(begin)
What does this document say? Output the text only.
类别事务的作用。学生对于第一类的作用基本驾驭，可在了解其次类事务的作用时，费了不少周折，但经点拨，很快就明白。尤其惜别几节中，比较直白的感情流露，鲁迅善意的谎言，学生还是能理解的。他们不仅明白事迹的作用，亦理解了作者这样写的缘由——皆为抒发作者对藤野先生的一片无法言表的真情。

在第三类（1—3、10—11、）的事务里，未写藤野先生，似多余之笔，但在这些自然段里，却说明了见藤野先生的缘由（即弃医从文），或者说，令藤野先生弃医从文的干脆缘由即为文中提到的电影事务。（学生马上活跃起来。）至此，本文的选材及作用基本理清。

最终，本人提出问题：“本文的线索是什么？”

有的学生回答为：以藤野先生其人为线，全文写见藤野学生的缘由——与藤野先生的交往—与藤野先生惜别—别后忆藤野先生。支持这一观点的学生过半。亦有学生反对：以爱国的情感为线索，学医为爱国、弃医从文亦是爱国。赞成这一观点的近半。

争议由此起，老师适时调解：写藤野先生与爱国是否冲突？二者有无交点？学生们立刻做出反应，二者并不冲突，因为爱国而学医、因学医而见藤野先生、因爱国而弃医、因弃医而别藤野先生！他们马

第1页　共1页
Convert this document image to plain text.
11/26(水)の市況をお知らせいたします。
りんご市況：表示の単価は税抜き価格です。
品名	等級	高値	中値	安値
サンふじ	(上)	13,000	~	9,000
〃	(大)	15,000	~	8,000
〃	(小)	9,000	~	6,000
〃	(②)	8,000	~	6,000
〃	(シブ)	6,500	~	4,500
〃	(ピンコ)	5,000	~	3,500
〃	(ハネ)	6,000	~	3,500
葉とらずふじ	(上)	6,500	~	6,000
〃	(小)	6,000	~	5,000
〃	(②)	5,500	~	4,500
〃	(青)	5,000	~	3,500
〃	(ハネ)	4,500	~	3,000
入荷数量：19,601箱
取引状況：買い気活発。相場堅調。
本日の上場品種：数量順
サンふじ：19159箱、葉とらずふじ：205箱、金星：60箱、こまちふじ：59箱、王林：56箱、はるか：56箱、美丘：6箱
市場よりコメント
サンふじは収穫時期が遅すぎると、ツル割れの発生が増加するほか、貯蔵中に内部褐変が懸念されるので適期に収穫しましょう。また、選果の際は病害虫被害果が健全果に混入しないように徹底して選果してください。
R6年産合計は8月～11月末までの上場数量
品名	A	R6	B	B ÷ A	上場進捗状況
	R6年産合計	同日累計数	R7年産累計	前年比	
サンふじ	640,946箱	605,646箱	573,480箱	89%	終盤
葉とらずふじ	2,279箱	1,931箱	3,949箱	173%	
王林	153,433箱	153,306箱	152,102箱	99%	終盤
(end)
Please output the entire listing exactly as it stands.

What does this document say? Output the text only.
类别事务的作用。学生对于第一类的作用基本驾驭，可在了解其次类事务的作用时，费了不少周折，但经点拨，很快就明白。尤其惜别几节中，比较直白的感情流露，鲁迅善意的谎言，学生还是能理解的。他们不仅明白事迹的作用，亦理解了作者这样写的缘由——皆为抒发作者对藤野先生的一片无法言表的真情。

在第三类（1—3、10—11、）的事务里，未写藤野先生，似多余之笔，但在这些自然段里，却说明了见藤野先生的缘由（即弃医从文），或者说，令藤野先生弃医从文的干脆缘由即为文中提到的电影事务。（学生马上活跃起来。）至此，本文的选材及作用基本理清。

最终，本人提出问题：“本文的线索是什么？”

有的学生回答为：以藤野先生其人为线，全文写见藤野学生的缘由——与藤野先生的交往—与藤野先生惜别—别后忆藤野先生。支持这一观点的学生过半。亦有学生反对：以爱国的情感为线索，学医为爱国、弃医从文亦是爱国。赞成这一观点的近半。

争议由此起，老师适时调解：写藤野先生与爱国是否冲突？二者有无交点？学生们立刻做出反应，二者并不冲突，因为爱国而学医、因学医而见藤野先生、因爱国而弃医、因弃医而别藤野先生！他们马

第1页　共1页
Convert this document image to plain text.
11/26(水)の市況をお知らせいたします。
りんご市況：表示の単価は税抜き価格です。
品名	等級	高値	中値	安値
サンふじ	(上)	13,000	~	9,000
〃	(大)	15,000	~	8,000
〃	(小)	9,000	~	6,000
〃	(②)	8,000	~	6,000
〃	(シブ)	6,500	~	4,500
〃	(ピンコ)	5,000	~	3,500
〃	(ハネ)	6,000	~	3,500
葉とらずふじ	(上)	6,500	~	6,000
〃	(小)	6,000	~	5,000
〃	(②)	5,500	~	4,500
〃	(青)	5,000	~	3,500
〃	(ハネ)	4,500	~	3,000
入荷数量：19,601箱
取引状況：買い気活発。相場堅調。
本日の上場品種：数量順
サンふじ：19159箱、葉とらずふじ：205箱、金星：60箱、こまちふじ：59箱、王林：56箱、はるか：56箱、美丘：6箱
市場よりコメント
サンふじは収穫時期が遅すぎると、ツル割れの発生が増加するほか、貯蔵中に内部褐変が懸念されるので適期に収穫しましょう。また、選果の際は病害虫被害果が健全果に混入しないように徹底して選果してください。
R6年産合計は8月～11月末までの上場数量
品名	A	R6	B	B ÷ A	上場進捗状況
	R6年産合計	同日累計数	R7年産累計	前年比	
サンふじ	640,946箱	605,646箱	573,480箱	89%	終盤
葉とらずふじ	2,279箱	1,931箱	3,949箱	173%	
王林	153,433箱	153,306箱	152,102箱	99%	終盤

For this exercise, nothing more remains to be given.